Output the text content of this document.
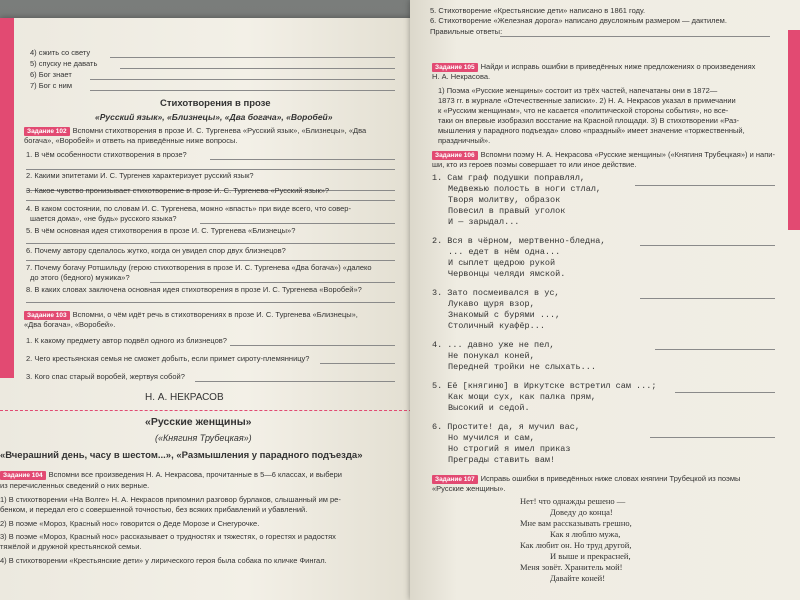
4) сжить со свету
5) спуску не давать
6) Бог знает
7) Бог с ним
Стихотворения в прозе
«Русский язык», «Близнецы», «Два богача», «Воробей»
Задание 102 Вспомни стихотворения в прозе И. С. Тургенева «Русский язык», «Близнецы», «Два
богача», «Воробей» и ответь на приведённые ниже вопросы.
1. В чём особенности стихотворения в прозе?
2. Какими эпитетами И. С. Тургенев характеризует русский язык?
3. Какое чувство пронизывает стихотворение в прозе И. С. Тургенева «Русский язык»?
4. В каком состоянии, по словам И. С. Тургенева, можно «впасть» при виде всего, что совер-
шается дома», «не будь» русского языка?
5. В чём основная идея стихотворения в прозе И. С. Тургенева «Близнецы»?
6. Почему автору сделалось жутко, когда он увидел спор двух близнецов?
7. Почему богачу Ротшильду (герою стихотворения в прозе И. С. Тургенева «Два богача») «далеко
до этого (бедного) мужика»?
8. В каких словах заключена основная идея стихотворения в прозе И. С. Тургенева «Воробей»?
Задание 103 Вспомни, о чём идёт речь в стихотворениях в прозе И. С. Тургенева «Близнецы»,
«Два богача», «Воробей».
1. К какому предмету автор подвёл одного из близнецов?
2. Чего крестьянская семья не сможет добыть, если примет сироту-племянницу?
3. Кого спас старый воробей, жертвуя собой?
Н. А. НЕКРАСОВ
«Русские женщины»
(«Княгиня Трубецкая»)
«Вчерашний день, часу в шестом...», «Размышления у парадного подъезда»
Задание 104 Вспомни все произведения Н. А. Некрасова, прочитанные в 5—6 классах, и выбери
из перечисленных сведений о них верные.
1) В стихотворении «На Волге» Н. А. Некрасов припомнил разговор бурлаков, слышанный им ре-
бенком, и передал его с совершенной точностью, без всяких прибавлений и убавлений.
2) В поэме «Мороз, Красный нос» говорится о Деде Морозе и Снегурочке.
3) В поэме «Мороз, Красный нос» рассказывает о трудностях и тяжестях, о горестях и радостях
тяжёлой и дружной крестьянской семьи.
4) В стихотворении «Крестьянские дети» у лирического героя была собака по кличке Фингал.
5. Стихотворение «Крестьянские дети» написано в 1861 году.
6. Стихотворение «Железная дорога» написано двусложным размером — дактилем.
Правильные ответы:
Задание 105 Найди и исправь ошибки в приведённых ниже предложениях о произведениях
Н. А. Некрасова.
1) Поэма «Русские женщины» состоит из трёх частей, напечатаны они в 1872—
1873 гг. в журнале «Отечественные записки». 2) Н. А. Некрасов указал в примечании
к «Русским женщинам», что не касается «политической стороны события», но все-
таки он впервые изобразил восстание на Красной площади. 3) В стихотворении «Раз-
мышления у парадного подъезда» слово «праздный» имеет значение «торжественный,
праздничный».
Задание 106 Вспомни поэму Н. А. Некрасова «Русские женщины» («Княгиня Трубецкая») и напи-
ши, кто из героев поэмы совершает то или иное действие.
1. Сам граф подушки поправлял,
Медвежью полость в ноги стлал,
Творя молитву, образок
Повесил в правый уголок
И — зарыдал...
2. Вся в чёрном, мертвенно-бледна,
... едет в нём одна...
И сыплет щедрою рукой
Червонцы челяди ямской.
3. Зато посмеивался в ус,
Лукаво щуря взор,
Знакомый с бурями ...,
Столичный куафёр...
4. ... давно уже не пел,
Не понукал коней,
Передней тройки не слыхать...
5. Её [княгиню] в Иркутске встретил сам ...;
Как мощи сух, как палка прям,
Высокий и седой.
6. Простите! да, я мучил вас,
Но мучился и сам,
Но строгий я имел приказ
Преграды ставить вам!
Задание 107 Исправь ошибки в приведённых ниже словах княгини Трубецкой из поэмы
«Русские женщины».
Нет! что однажды решено —
Доведу до конца!
Мне вам рассказывать грешно,
Как я люблю мужа,
Как любит он. Но труд другой,
И выше и прекрасней,
Меня зовёт. Хранитель мой!
Давайте коней!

== == ==

• [TASK PROMPT] Keep the pictures out of the copy and write out the data exactly as it stands.

• [RESULT]
Output the text content of this document.
4) сжить со свету
5) спуску не давать
6) Бог знает
7) Бог с ним
Стихотворения в прозе
«Русский язык», «Близнецы», «Два богача», «Воробей»
Задание 102 Вспомни стихотворения в прозе И. С. Тургенева «Русский язык», «Близнецы», «Два
богача», «Воробей» и ответь на приведённые ниже вопросы.
1. В чём особенности стихотворения в прозе?
2. Какими эпитетами И. С. Тургенев характеризует русский язык?
3. Какое чувство пронизывает стихотворение в прозе И. С. Тургенева «Русский язык»?
4. В каком состоянии, по словам И. С. Тургенева, можно «впасть» при виде всего, что совер-
шается дома», «не будь» русского языка?
5. В чём основная идея стихотворения в прозе И. С. Тургенева «Близнецы»?
6. Почему автору сделалось жутко, когда он увидел спор двух близнецов?
7. Почему богачу Ротшильду (герою стихотворения в прозе И. С. Тургенева «Два богача») «далеко
до этого (бедного) мужика»?
8. В каких словах заключена основная идея стихотворения в прозе И. С. Тургенева «Воробей»?
Задание 103 Вспомни, о чём идёт речь в стихотворениях в прозе И. С. Тургенева «Близнецы»,
«Два богача», «Воробей».
1. К какому предмету автор подвёл одного из близнецов?
2. Чего крестьянская семья не сможет добыть, если примет сироту-племянницу?
3. Кого спас старый воробей, жертвуя собой?
Н. А. НЕКРАСОВ
«Русские женщины»
(«Княгиня Трубецкая»)
«Вчерашний день, часу в шестом...», «Размышления у парадного подъезда»
Задание 104 Вспомни все произведения Н. А. Некрасова, прочитанные в 5—6 классах, и выбери
из перечисленных сведений о них верные.
1) В стихотворении «На Волге» Н. А. Некрасов припомнил разговор бурлаков, слышанный им ре-
бенком, и передал его с совершенной точностью, без всяких прибавлений и убавлений.
2) В поэме «Мороз, Красный нос» говорится о Деде Морозе и Снегурочке.
3) В поэме «Мороз, Красный нос» рассказывает о трудностях и тяжестях, о горестях и радостях
тяжёлой и дружной крестьянской семьи.
4) В стихотворении «Крестьянские дети» у лирического героя была собака по кличке Фингал.
5. Стихотворение «Крестьянские дети» написано в 1861 году.
6. Стихотворение «Железная дорога» написано двусложным размером — дактилем.
Правильные ответы:
Задание 105 Найди и исправь ошибки в приведённых ниже предложениях о произведениях
Н. А. Некрасова.
1) Поэма «Русские женщины» состоит из трёх частей, напечатаны они в 1872—
1873 гг. в журнале «Отечественные записки». 2) Н. А. Некрасов указал в примечании
к «Русским женщинам», что не касается «политической стороны события», но все-
таки он впервые изобразил восстание на Красной площади. 3) В стихотворении «Раз-
мышления у парадного подъезда» слово «праздный» имеет значение «торжественный,
праздничный».
Задание 106 Вспомни поэму Н. А. Некрасова «Русские женщины» («Княгиня Трубецкая») и напи-
ши, кто из героев поэмы совершает то или иное действие.
1. Сам граф подушки поправлял,
Медвежью полость в ноги стлал,
Творя молитву, образок
Повесил в правый уголок
И — зарыдал...
2. Вся в чёрном, мертвенно-бледна,
... едет в нём одна...
И сыплет щедрою рукой
Червонцы челяди ямской.
3. Зато посмеивался в ус,
Лукаво щуря взор,
Знакомый с бурями ...,
Столичный куафёр...
4. ... давно уже не пел,
Не понукал коней,
Передней тройки не слыхать...
5. Её [княгиню] в Иркутске встретил сам ...;
Как мощи сух, как палка прям,
Высокий и седой.
6. Простите! да, я мучил вас,
Но мучился и сам,
Но строгий я имел приказ
Преграды ставить вам!
Задание 107 Исправь ошибки в приведённых ниже словах княгини Трубецкой из поэмы
«Русские женщины».
Нет! что однажды решено —
Доведу до конца!
Мне вам рассказывать грешно,
Как я люблю мужа,
Как любит он. Но труд другой,
И выше и прекрасней,
Меня зовёт. Хранитель мой!
Давайте коней!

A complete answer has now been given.